GIVEN EXERCISE>
Everything in the listing except the pictures should be written out exactly.

**** INPUT MATERIAL ****

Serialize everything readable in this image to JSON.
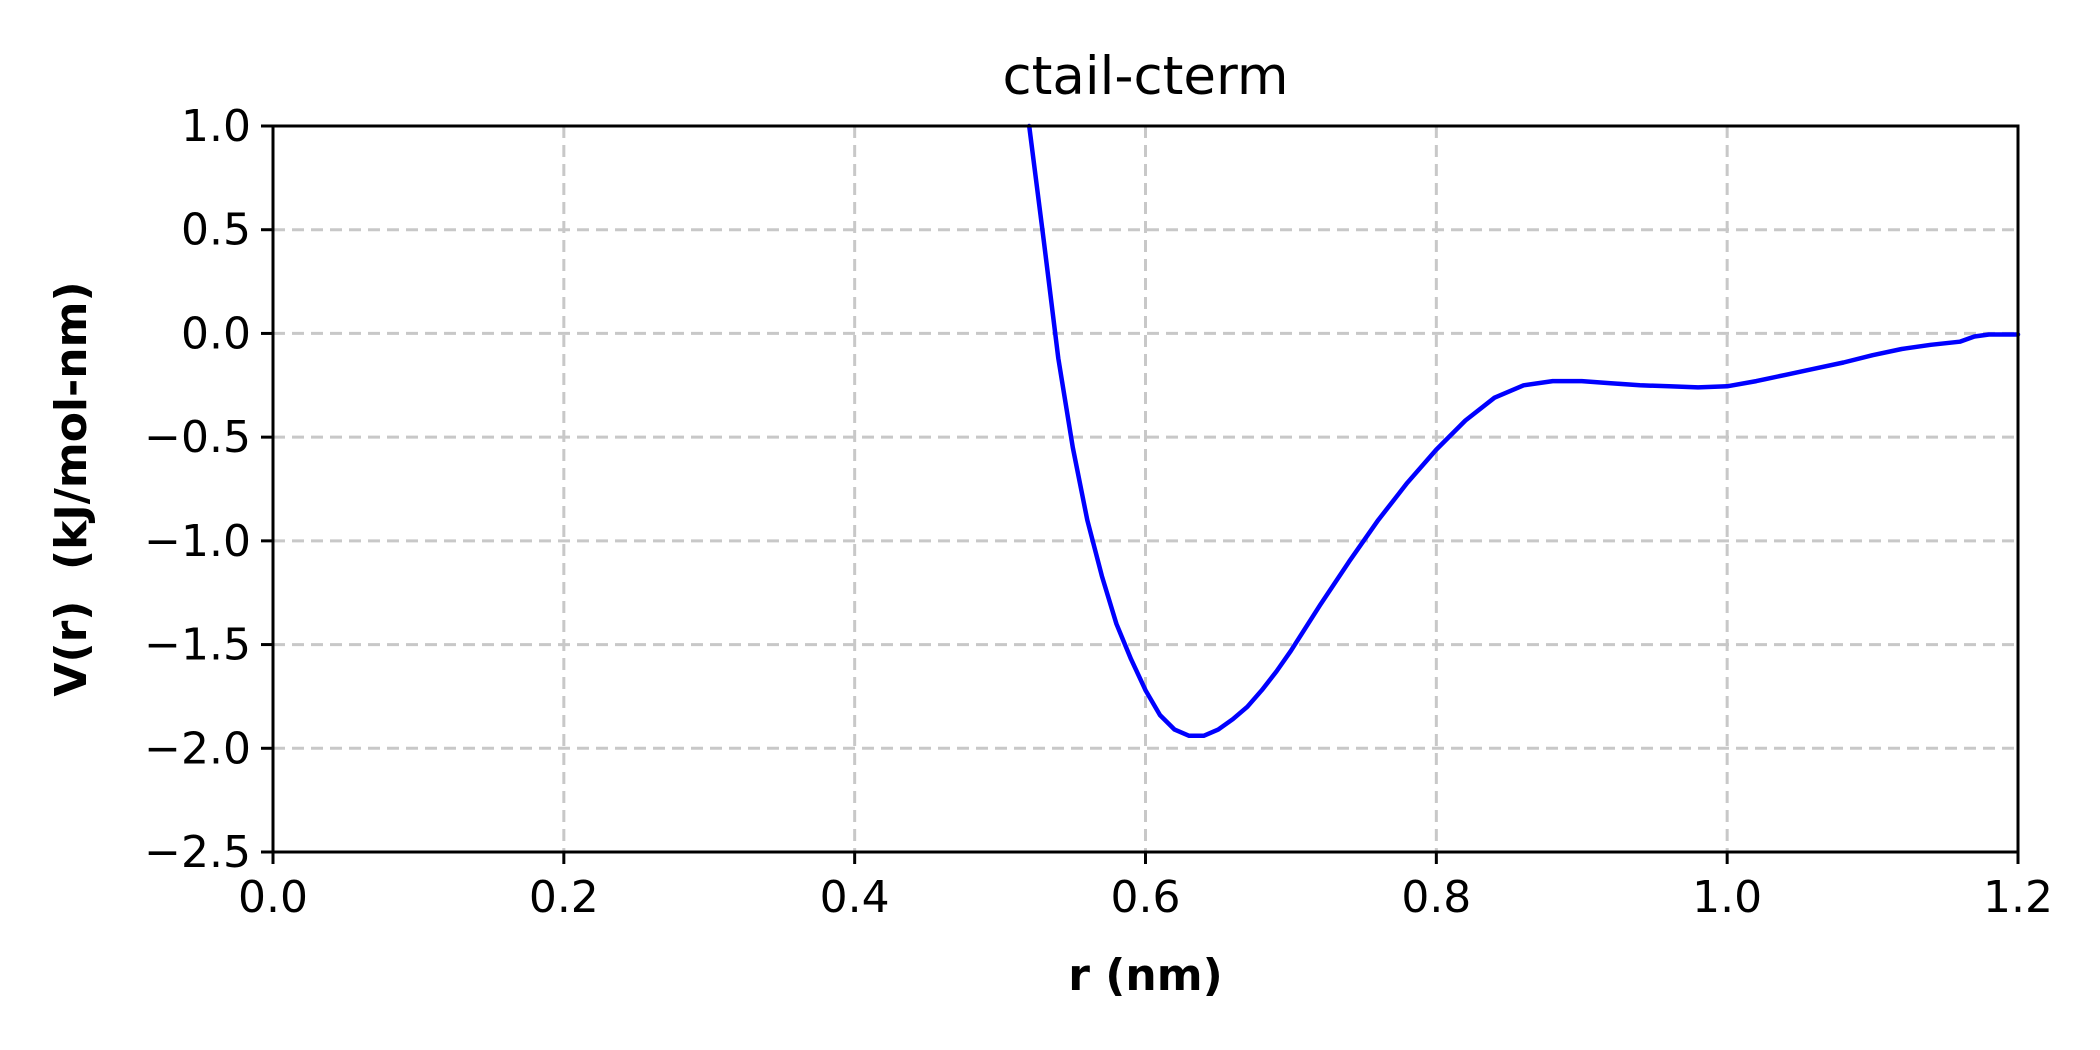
{
  "chart_data": {
    "type": "line",
    "title": "ctail-cterm",
    "xlabel": "r (nm)",
    "ylabel": "V(r)  (kJ/mol-nm)",
    "xlim": [
      0.0,
      1.2
    ],
    "ylim": [
      -2.5,
      1.0
    ],
    "xticks": [
      0.0,
      0.2,
      0.4,
      0.6,
      0.8,
      1.0,
      1.2
    ],
    "xtick_labels": [
      "0.0",
      "0.2",
      "0.4",
      "0.6",
      "0.8",
      "1.0",
      "1.2"
    ],
    "yticks": [
      1.0,
      0.5,
      0.0,
      -0.5,
      -1.0,
      -1.5,
      -2.0,
      -2.5
    ],
    "ytick_labels": [
      "1.0",
      "0.5",
      "0.0",
      "−0.5",
      "−1.0",
      "−1.5",
      "−2.0",
      "−2.5"
    ],
    "grid": true,
    "series": [
      {
        "color": "#0000ff",
        "x": [
          0.52,
          0.53,
          0.54,
          0.55,
          0.56,
          0.57,
          0.58,
          0.59,
          0.6,
          0.61,
          0.62,
          0.63,
          0.64,
          0.65,
          0.66,
          0.67,
          0.68,
          0.69,
          0.7,
          0.72,
          0.74,
          0.76,
          0.78,
          0.8,
          0.82,
          0.84,
          0.86,
          0.88,
          0.9,
          0.92,
          0.94,
          0.96,
          0.98,
          1.0,
          1.02,
          1.04,
          1.06,
          1.08,
          1.1,
          1.12,
          1.14,
          1.16,
          1.17,
          1.18,
          1.2
        ],
        "y": [
          1.0,
          0.45,
          -0.12,
          -0.55,
          -0.9,
          -1.17,
          -1.4,
          -1.57,
          -1.72,
          -1.84,
          -1.91,
          -1.94,
          -1.94,
          -1.91,
          -1.86,
          -1.8,
          -1.72,
          -1.63,
          -1.53,
          -1.31,
          -1.1,
          -0.9,
          -0.72,
          -0.56,
          -0.42,
          -0.31,
          -0.25,
          -0.23,
          -0.23,
          -0.24,
          -0.25,
          -0.255,
          -0.26,
          -0.255,
          -0.23,
          -0.2,
          -0.17,
          -0.14,
          -0.105,
          -0.075,
          -0.055,
          -0.04,
          -0.015,
          -0.005,
          -0.005
        ]
      }
    ]
  }
}
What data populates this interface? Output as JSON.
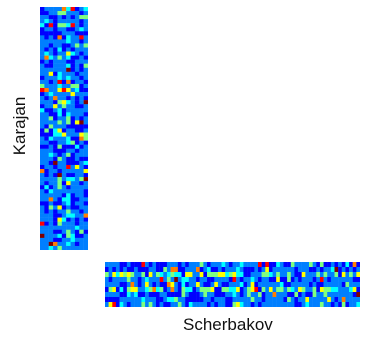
{
  "labels": {
    "vertical_matrix": "Karajan",
    "horizontal_matrix": "Scherbakov"
  },
  "colormap": {
    "name": "jet",
    "stops": [
      "#00007f",
      "#0000ff",
      "#007fff",
      "#00ffff",
      "#7fff7f",
      "#ffff00",
      "#ff7f00",
      "#ff0000",
      "#7f0000"
    ]
  },
  "matrices": {
    "karajan": {
      "orientation": "vertical",
      "columns": 11,
      "rows": 60
    },
    "scherbakov": {
      "orientation": "horizontal",
      "columns": 70,
      "rows": 9
    }
  }
}
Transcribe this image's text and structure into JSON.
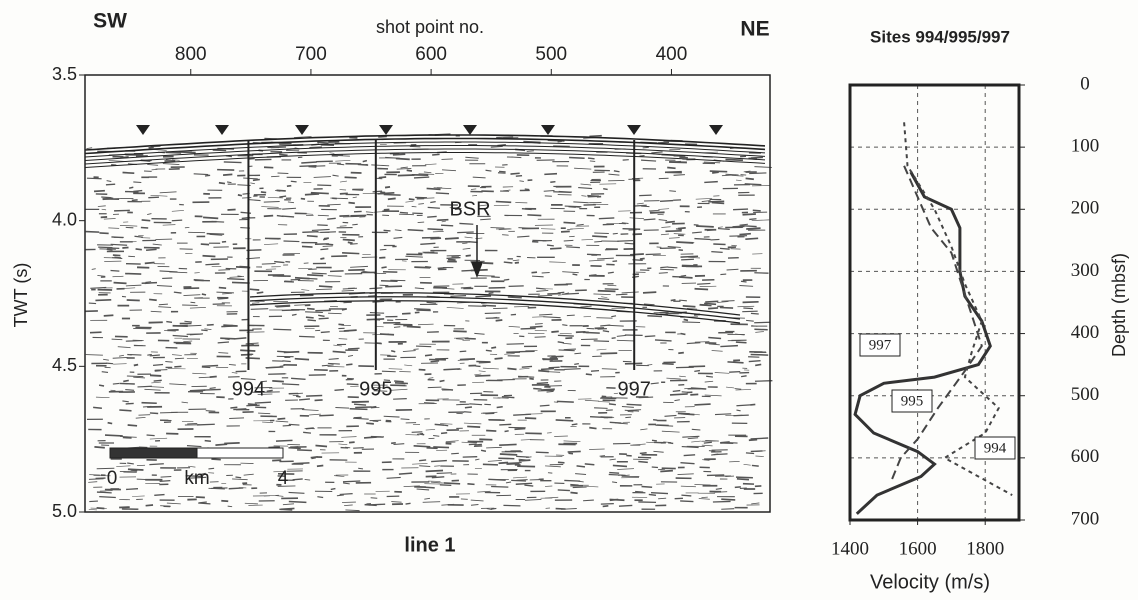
{
  "chart_data": [
    {
      "type": "seismic",
      "title": "line 1",
      "x_label": "shot point no.",
      "y_label": "TWT (s)",
      "xlim": [
        888,
        318
      ],
      "xticks": [
        800,
        700,
        600,
        500,
        400
      ],
      "ylim": [
        3.5,
        5.0
      ],
      "yticks": [
        {
          "value": 3.5,
          "label": "3.5"
        },
        {
          "value": 4,
          "label": "4.0"
        },
        {
          "value": 4.5,
          "label": "4.5"
        },
        {
          "value": 5,
          "label": "5.0"
        }
      ],
      "annotations": {
        "left": "SW",
        "right": "NE",
        "reflector": "BSR"
      },
      "sites": [
        {
          "label": "994",
          "shot_point": 752
        },
        {
          "label": "995",
          "shot_point": 646
        },
        {
          "label": "997",
          "shot_point": 431
        }
      ],
      "scale_bar": [
        "0",
        "km",
        "4"
      ]
    },
    {
      "type": "line",
      "title": "Sites 994/995/997",
      "x_label": "Velocity (m/s)",
      "y_label": "Depth (mbsf)",
      "xlim": [
        1400,
        1900
      ],
      "xticks": [
        1400,
        1600,
        1800
      ],
      "ylim": [
        0,
        700
      ],
      "yticks": [
        0,
        100,
        200,
        300,
        400,
        500,
        600,
        700
      ],
      "grid": true,
      "series": [
        {
          "name": "997",
          "color": "#333333",
          "dash": "solid",
          "depth": [
            140,
            180,
            200,
            230,
            300,
            340,
            380,
            420,
            450,
            470,
            480,
            500,
            530,
            560,
            590,
            610,
            630,
            660,
            690
          ],
          "values": [
            1580,
            1620,
            1700,
            1725,
            1725,
            1740,
            1790,
            1815,
            1780,
            1650,
            1500,
            1430,
            1415,
            1470,
            1600,
            1650,
            1610,
            1480,
            1420
          ]
        },
        {
          "name": "995",
          "color": "#444444",
          "dash": "dashed",
          "depth": [
            130,
            180,
            230,
            270,
            320,
            370,
            420,
            460,
            520,
            570,
            600,
            640
          ],
          "values": [
            1560,
            1600,
            1640,
            1700,
            1730,
            1760,
            1790,
            1740,
            1660,
            1600,
            1550,
            1520
          ]
        },
        {
          "name": "994",
          "color": "#444444",
          "dash": "dotted",
          "depth": [
            60,
            130,
            200,
            260,
            320,
            380,
            430,
            470,
            520,
            560,
            600,
            660
          ],
          "values": [
            1560,
            1570,
            1650,
            1700,
            1740,
            1790,
            1760,
            1740,
            1840,
            1800,
            1680,
            1880
          ]
        }
      ]
    }
  ]
}
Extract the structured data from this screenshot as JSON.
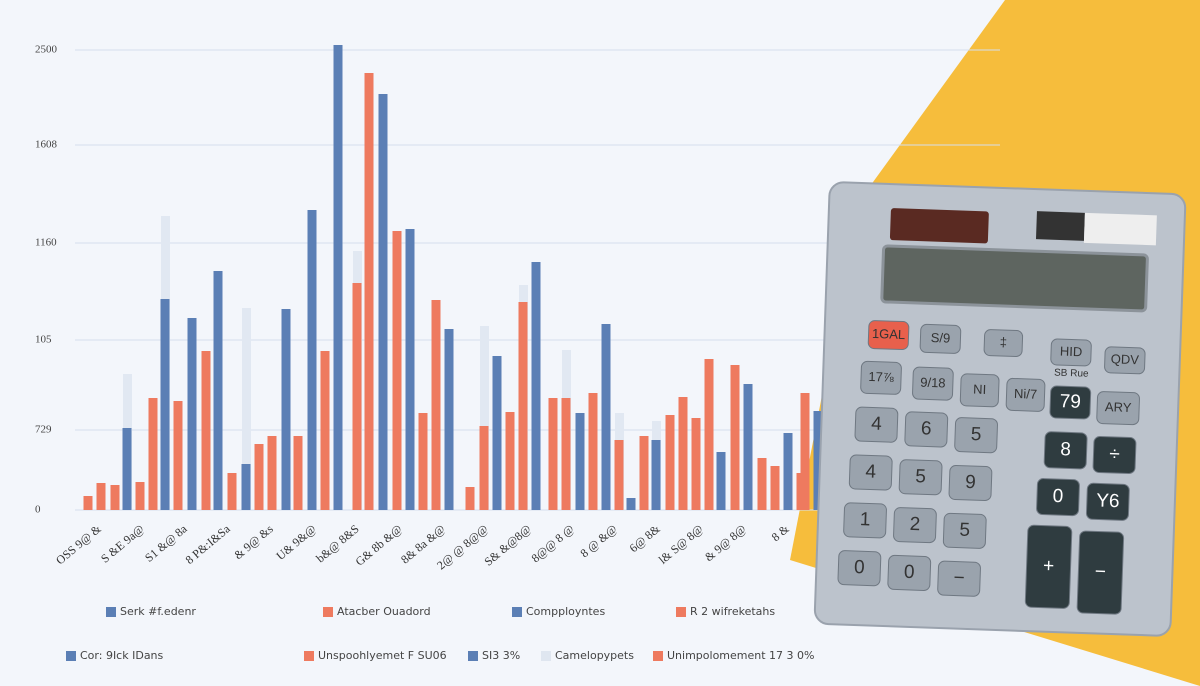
{
  "y_axis_labels": [
    "2500",
    "1608",
    "1160",
    "105",
    "729",
    "0"
  ],
  "x_axis_labels": [
    "OSS 9@ &",
    "S &E 9a@",
    "S1 &@ 8a",
    "8 P&:I&Sa",
    "& 9@ &s",
    "U& 9&@",
    "b&@ 8&S",
    "G& 8b &@",
    "8& 8a &@",
    "2@ @ 8@@",
    "S& &@8@",
    "8@@ 8 @",
    "8 @ &@",
    "6@ 8&",
    "l& S@ 8@",
    "& 9@ 8@",
    "8 &"
  ],
  "legend": [
    {
      "label": "Serk #f.edenr",
      "color": "#5b7fb5"
    },
    {
      "label": "Atacber Ouadord",
      "color": "#ee7a5f"
    },
    {
      "label": "Compployntes",
      "color": "#5b7fb5"
    },
    {
      "label": "R 2 wifreketahs",
      "color": "#ee7a5f"
    },
    {
      "label": "Cor: 9Ick IDans",
      "color": "#5b7fb5"
    },
    {
      "label": "Unspoohlyemet F SU06",
      "color": "#ee7a5f"
    },
    {
      "label": "SI3 3%",
      "color": "#5b7fb5"
    },
    {
      "label": "Camelopypets",
      "color": "#dfe6f0"
    },
    {
      "label": "Unimpolomement 17 3 0%",
      "color": "#ee7a5f"
    }
  ],
  "calculator": {
    "keys": [
      "1GAL",
      "S/9",
      "‡",
      "HID",
      "QDV",
      "17⅞",
      "9/18",
      "NI",
      "Ni/7",
      "79",
      "ARY",
      "4",
      "6",
      "5",
      "8",
      "÷",
      "4",
      "5",
      "9",
      "0",
      "Y6",
      "1",
      "2",
      "5",
      "0",
      "0",
      "−",
      "+",
      "−"
    ],
    "note": "SB Rue"
  }
}
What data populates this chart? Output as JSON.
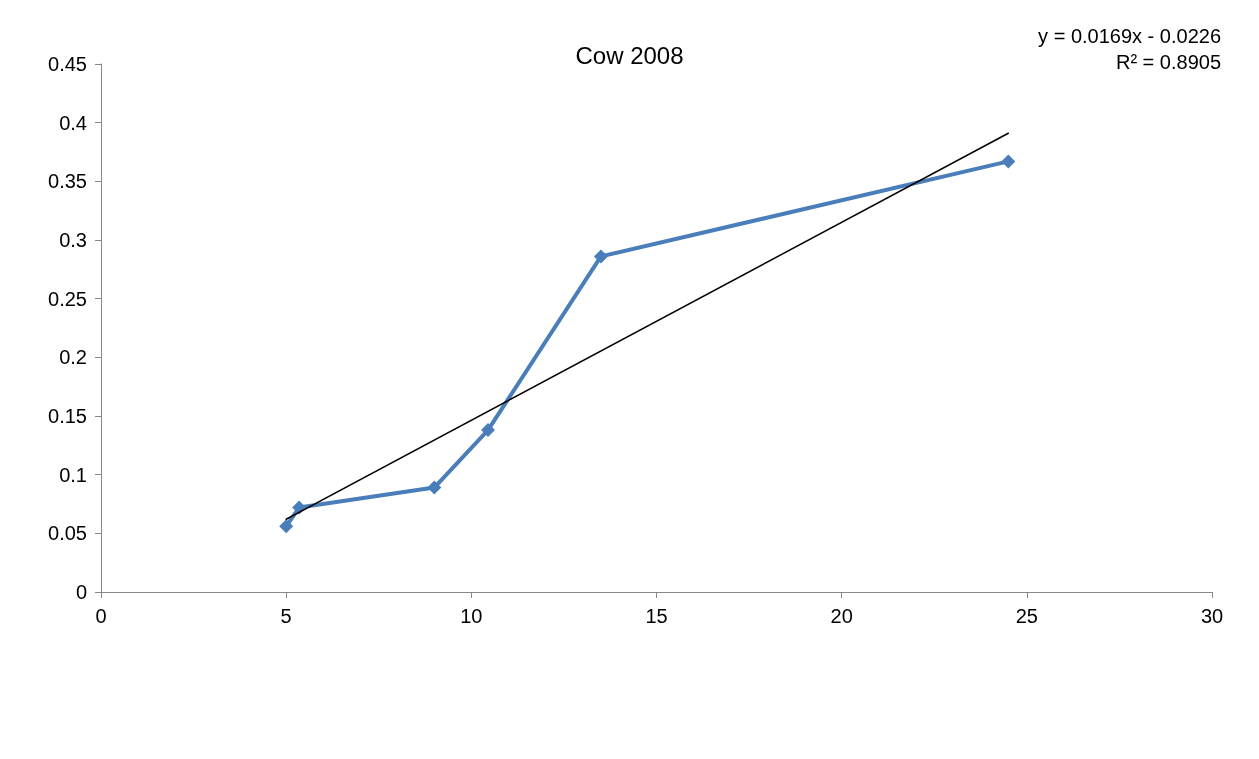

****

TASK ANSWER>
Serialize everything readable in this image to JSON.
{
  "chart_data": {
    "type": "line",
    "title": "ctail-cterm",
    "xlabel": "r (nm)",
    "ylabel": "V(r)  (kJ/mol-nm)",
    "xlim": [
      0.0,
      1.2
    ],
    "ylim": [
      -2.5,
      1.0
    ],
    "xticks": [
      0.0,
      0.2,
      0.4,
      0.6,
      0.8,
      1.0,
      1.2
    ],
    "xtick_labels": [
      "0.0",
      "0.2",
      "0.4",
      "0.6",
      "0.8",
      "1.0",
      "1.2"
    ],
    "yticks": [
      1.0,
      0.5,
      0.0,
      -0.5,
      -1.0,
      -1.5,
      -2.0,
      -2.5
    ],
    "ytick_labels": [
      "1.0",
      "0.5",
      "0.0",
      "−0.5",
      "−1.0",
      "−1.5",
      "−2.0",
      "−2.5"
    ],
    "grid": true,
    "series": [
      {
        "color": "#0000ff",
        "x": [
          0.52,
          0.53,
          0.54,
          0.55,
          0.56,
          0.57,
          0.58,
          0.59,
          0.6,
          0.61,
          0.62,
          0.63,
          0.64,
          0.65,
          0.66,
          0.67,
          0.68,
          0.69,
          0.7,
          0.72,
          0.74,
          0.76,
          0.78,
          0.8,
          0.82,
          0.84,
          0.86,
          0.88,
          0.9,
          0.92,
          0.94,
          0.96,
          0.98,
          1.0,
          1.02,
          1.04,
          1.06,
          1.08,
          1.1,
          1.12,
          1.14,
          1.16,
          1.17,
          1.18,
          1.2
        ],
        "y": [
          1.0,
          0.45,
          -0.12,
          -0.55,
          -0.9,
          -1.17,
          -1.4,
          -1.57,
          -1.72,
          -1.84,
          -1.91,
          -1.94,
          -1.94,
          -1.91,
          -1.86,
          -1.8,
          -1.72,
          -1.63,
          -1.53,
          -1.31,
          -1.1,
          -0.9,
          -0.72,
          -0.56,
          -0.42,
          -0.31,
          -0.25,
          -0.23,
          -0.23,
          -0.24,
          -0.25,
          -0.255,
          -0.26,
          -0.255,
          -0.23,
          -0.2,
          -0.17,
          -0.14,
          -0.105,
          -0.075,
          -0.055,
          -0.04,
          -0.015,
          -0.005,
          -0.005
        ]
      }
    ]
  }
}
What data populates this interface? Output as JSON.
{
  "labels": {
    "vertical_matrix": "Karajan",
    "horizontal_matrix": "Scherbakov"
  },
  "colormap": {
    "name": "jet",
    "stops": [
      "#00007f",
      "#0000ff",
      "#007fff",
      "#00ffff",
      "#7fff7f",
      "#ffff00",
      "#ff7f00",
      "#ff0000",
      "#7f0000"
    ]
  },
  "matrices": {
    "karajan": {
      "orientation": "vertical",
      "columns": 11,
      "rows": 60
    },
    "scherbakov": {
      "orientation": "horizontal",
      "columns": 70,
      "rows": 9
    }
  }
}
Transcribe this image's text and structure into JSON.
{
  "chart_data": [
    {
      "type": "seismic",
      "title": "line 1",
      "x_label": "shot point no.",
      "y_label": "TWT (s)",
      "xlim": [
        888,
        318
      ],
      "xticks": [
        800,
        700,
        600,
        500,
        400
      ],
      "ylim": [
        3.5,
        5.0
      ],
      "yticks": [
        {
          "value": 3.5,
          "label": "3.5"
        },
        {
          "value": 4,
          "label": "4.0"
        },
        {
          "value": 4.5,
          "label": "4.5"
        },
        {
          "value": 5,
          "label": "5.0"
        }
      ],
      "annotations": {
        "left": "SW",
        "right": "NE",
        "reflector": "BSR"
      },
      "sites": [
        {
          "label": "994",
          "shot_point": 752
        },
        {
          "label": "995",
          "shot_point": 646
        },
        {
          "label": "997",
          "shot_point": 431
        }
      ],
      "scale_bar": [
        "0",
        "km",
        "4"
      ]
    },
    {
      "type": "line",
      "title": "Sites 994/995/997",
      "x_label": "Velocity (m/s)",
      "y_label": "Depth (mbsf)",
      "xlim": [
        1400,
        1900
      ],
      "xticks": [
        1400,
        1600,
        1800
      ],
      "ylim": [
        0,
        700
      ],
      "yticks": [
        0,
        100,
        200,
        300,
        400,
        500,
        600,
        700
      ],
      "grid": true,
      "series": [
        {
          "name": "997",
          "color": "#333333",
          "dash": "solid",
          "depth": [
            140,
            180,
            200,
            230,
            300,
            340,
            380,
            420,
            450,
            470,
            480,
            500,
            530,
            560,
            590,
            610,
            630,
            660,
            690
          ],
          "values": [
            1580,
            1620,
            1700,
            1725,
            1725,
            1740,
            1790,
            1815,
            1780,
            1650,
            1500,
            1430,
            1415,
            1470,
            1600,
            1650,
            1610,
            1480,
            1420
          ]
        },
        {
          "name": "995",
          "color": "#444444",
          "dash": "dashed",
          "depth": [
            130,
            180,
            230,
            270,
            320,
            370,
            420,
            460,
            520,
            570,
            600,
            640
          ],
          "values": [
            1560,
            1600,
            1640,
            1700,
            1730,
            1760,
            1790,
            1740,
            1660,
            1600,
            1550,
            1520
          ]
        },
        {
          "name": "994",
          "color": "#444444",
          "dash": "dotted",
          "depth": [
            60,
            130,
            200,
            260,
            320,
            380,
            430,
            470,
            520,
            560,
            600,
            660
          ],
          "values": [
            1560,
            1570,
            1650,
            1700,
            1740,
            1790,
            1760,
            1740,
            1840,
            1800,
            1680,
            1880
          ]
        }
      ]
    }
  ]
}
Extract the structured data from this screenshot as JSON.
{
  "y_axis_labels": [
    "2500",
    "1608",
    "1160",
    "105",
    "729",
    "0"
  ],
  "x_axis_labels": [
    "OSS 9@ &",
    "S &E 9a@",
    "S1 &@ 8a",
    "8 P&:I&Sa",
    "& 9@ &s",
    "U& 9&@",
    "b&@ 8&S",
    "G& 8b &@",
    "8& 8a &@",
    "2@ @ 8@@",
    "S& &@8@",
    "8@@ 8 @",
    "8 @ &@",
    "6@ 8&",
    "l& S@ 8@",
    "& 9@ 8@",
    "8 &"
  ],
  "legend": [
    {
      "label": "Serk #f.edenr",
      "color": "#5b7fb5"
    },
    {
      "label": "Atacber Ouadord",
      "color": "#ee7a5f"
    },
    {
      "label": "Compployntes",
      "color": "#5b7fb5"
    },
    {
      "label": "R 2 wifreketahs",
      "color": "#ee7a5f"
    },
    {
      "label": "Cor: 9Ick IDans",
      "color": "#5b7fb5"
    },
    {
      "label": "Unspoohlyemet F SU06",
      "color": "#ee7a5f"
    },
    {
      "label": "SI3 3%",
      "color": "#5b7fb5"
    },
    {
      "label": "Camelopypets",
      "color": "#dfe6f0"
    },
    {
      "label": "Unimpolomement 17 3 0%",
      "color": "#ee7a5f"
    }
  ],
  "calculator": {
    "keys": [
      "1GAL",
      "S/9",
      "‡",
      "HID",
      "QDV",
      "17⅞",
      "9/18",
      "NI",
      "Ni/7",
      "79",
      "ARY",
      "4",
      "6",
      "5",
      "8",
      "÷",
      "4",
      "5",
      "9",
      "0",
      "Y6",
      "1",
      "2",
      "5",
      "0",
      "0",
      "−",
      "+",
      "−"
    ],
    "note": "SB Rue"
  }
}
What data populates this chart? Output as JSON.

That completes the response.